Data entries:
■ ■ ■ ■

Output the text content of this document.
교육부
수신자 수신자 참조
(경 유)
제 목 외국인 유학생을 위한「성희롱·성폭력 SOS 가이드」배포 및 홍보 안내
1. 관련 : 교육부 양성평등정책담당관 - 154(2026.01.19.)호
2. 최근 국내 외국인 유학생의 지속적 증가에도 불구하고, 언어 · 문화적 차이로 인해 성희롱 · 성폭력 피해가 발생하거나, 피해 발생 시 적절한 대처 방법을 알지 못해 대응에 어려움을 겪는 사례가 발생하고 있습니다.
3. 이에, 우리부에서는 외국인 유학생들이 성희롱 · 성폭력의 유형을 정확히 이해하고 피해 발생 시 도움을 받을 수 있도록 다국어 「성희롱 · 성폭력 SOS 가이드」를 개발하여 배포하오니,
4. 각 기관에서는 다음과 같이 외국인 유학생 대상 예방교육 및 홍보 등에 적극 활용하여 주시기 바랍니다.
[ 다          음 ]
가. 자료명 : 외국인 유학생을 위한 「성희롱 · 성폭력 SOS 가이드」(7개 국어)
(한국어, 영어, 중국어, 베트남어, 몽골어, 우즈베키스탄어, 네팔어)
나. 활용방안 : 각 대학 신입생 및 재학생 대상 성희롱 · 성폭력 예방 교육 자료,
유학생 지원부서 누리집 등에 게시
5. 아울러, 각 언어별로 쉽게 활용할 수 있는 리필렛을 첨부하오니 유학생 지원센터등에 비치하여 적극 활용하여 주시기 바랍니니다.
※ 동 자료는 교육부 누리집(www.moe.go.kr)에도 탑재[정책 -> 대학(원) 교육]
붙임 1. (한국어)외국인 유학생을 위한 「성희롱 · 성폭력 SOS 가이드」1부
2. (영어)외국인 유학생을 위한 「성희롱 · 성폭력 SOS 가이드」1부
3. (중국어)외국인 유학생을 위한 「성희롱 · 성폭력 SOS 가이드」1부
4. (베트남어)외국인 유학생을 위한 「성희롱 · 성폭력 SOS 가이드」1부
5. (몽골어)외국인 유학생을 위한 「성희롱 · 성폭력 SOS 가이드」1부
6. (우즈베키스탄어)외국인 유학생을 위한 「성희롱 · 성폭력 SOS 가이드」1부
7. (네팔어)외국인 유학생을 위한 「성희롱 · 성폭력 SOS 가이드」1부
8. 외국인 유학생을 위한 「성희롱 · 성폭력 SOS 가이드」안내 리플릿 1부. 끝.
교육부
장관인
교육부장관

■ ■ ■ ■

WHAT TO PRODUCE | Write every line of the material above again, exactly.

FULL OUTPUT |
Output the text content of this document.
교육부
수신자 수신자 참조
(경 유)
제 목 외국인 유학생을 위한「성희롱·성폭력 SOS 가이드」배포 및 홍보 안내
1. 관련 : 교육부 양성평등정책담당관 - 154(2026.01.19.)호
2. 최근 국내 외국인 유학생의 지속적 증가에도 불구하고, 언어 · 문화적 차이로 인해 성희롱 · 성폭력 피해가 발생하거나, 피해 발생 시 적절한 대처 방법을 알지 못해 대응에 어려움을 겪는 사례가 발생하고 있습니다.
3. 이에, 우리부에서는 외국인 유학생들이 성희롱 · 성폭력의 유형을 정확히 이해하고 피해 발생 시 도움을 받을 수 있도록 다국어 「성희롱 · 성폭력 SOS 가이드」를 개발하여 배포하오니,
4. 각 기관에서는 다음과 같이 외국인 유학생 대상 예방교육 및 홍보 등에 적극 활용하여 주시기 바랍니다.
[ 다          음 ]
가. 자료명 : 외국인 유학생을 위한 「성희롱 · 성폭력 SOS 가이드」(7개 국어)
(한국어, 영어, 중국어, 베트남어, 몽골어, 우즈베키스탄어, 네팔어)
나. 활용방안 : 각 대학 신입생 및 재학생 대상 성희롱 · 성폭력 예방 교육 자료,
유학생 지원부서 누리집 등에 게시
5. 아울러, 각 언어별로 쉽게 활용할 수 있는 리필렛을 첨부하오니 유학생 지원센터등에 비치하여 적극 활용하여 주시기 바랍니니다.
※ 동 자료는 교육부 누리집(www.moe.go.kr)에도 탑재[정책 -> 대학(원) 교육]
붙임 1. (한국어)외국인 유학생을 위한 「성희롱 · 성폭력 SOS 가이드」1부
2. (영어)외국인 유학생을 위한 「성희롱 · 성폭력 SOS 가이드」1부
3. (중국어)외국인 유학생을 위한 「성희롱 · 성폭력 SOS 가이드」1부
4. (베트남어)외국인 유학생을 위한 「성희롱 · 성폭력 SOS 가이드」1부
5. (몽골어)외국인 유학생을 위한 「성희롱 · 성폭력 SOS 가이드」1부
6. (우즈베키스탄어)외국인 유학생을 위한 「성희롱 · 성폭력 SOS 가이드」1부
7. (네팔어)외국인 유학생을 위한 「성희롱 · 성폭력 SOS 가이드」1부
8. 외국인 유학생을 위한 「성희롱 · 성폭력 SOS 가이드」안내 리플릿 1부. 끝.
교육부
장관인
교육부장관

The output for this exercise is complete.